Problem to solve: Transcribe every line of the listing below without any deviation.

Information supplied:
=====
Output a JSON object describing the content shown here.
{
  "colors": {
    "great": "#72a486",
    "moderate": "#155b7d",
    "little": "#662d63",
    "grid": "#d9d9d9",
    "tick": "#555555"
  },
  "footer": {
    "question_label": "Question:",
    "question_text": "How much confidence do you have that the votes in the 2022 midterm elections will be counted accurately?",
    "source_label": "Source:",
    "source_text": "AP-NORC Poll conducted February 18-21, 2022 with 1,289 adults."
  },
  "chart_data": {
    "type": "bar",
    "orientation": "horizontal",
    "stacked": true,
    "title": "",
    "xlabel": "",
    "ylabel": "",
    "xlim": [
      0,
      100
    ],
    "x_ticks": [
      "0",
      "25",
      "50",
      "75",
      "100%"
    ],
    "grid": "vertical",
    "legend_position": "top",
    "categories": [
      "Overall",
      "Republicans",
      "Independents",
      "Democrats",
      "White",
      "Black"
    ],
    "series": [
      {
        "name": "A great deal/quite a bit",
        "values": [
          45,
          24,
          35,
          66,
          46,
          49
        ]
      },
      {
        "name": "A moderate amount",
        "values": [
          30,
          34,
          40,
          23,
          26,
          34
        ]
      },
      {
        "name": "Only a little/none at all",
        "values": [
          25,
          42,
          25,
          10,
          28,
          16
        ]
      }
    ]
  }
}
=====
Complete answer:
Output a JSON object describing the content shown here.
{
  "colors": {
    "great": "#72a486",
    "moderate": "#155b7d",
    "little": "#662d63",
    "grid": "#d9d9d9",
    "tick": "#555555"
  },
  "footer": {
    "question_label": "Question:",
    "question_text": "How much confidence do you have that the votes in the 2022 midterm elections will be counted accurately?",
    "source_label": "Source:",
    "source_text": "AP-NORC Poll conducted February 18-21, 2022 with 1,289 adults."
  },
  "chart_data": {
    "type": "bar",
    "orientation": "horizontal",
    "stacked": true,
    "title": "",
    "xlabel": "",
    "ylabel": "",
    "xlim": [
      0,
      100
    ],
    "x_ticks": [
      "0",
      "25",
      "50",
      "75",
      "100%"
    ],
    "grid": "vertical",
    "legend_position": "top",
    "categories": [
      "Overall",
      "Republicans",
      "Independents",
      "Democrats",
      "White",
      "Black"
    ],
    "series": [
      {
        "name": "A great deal/quite a bit",
        "values": [
          45,
          24,
          35,
          66,
          46,
          49
        ]
      },
      {
        "name": "A moderate amount",
        "values": [
          30,
          34,
          40,
          23,
          26,
          34
        ]
      },
      {
        "name": "Only a little/none at all",
        "values": [
          25,
          42,
          25,
          10,
          28,
          16
        ]
      }
    ]
  }
}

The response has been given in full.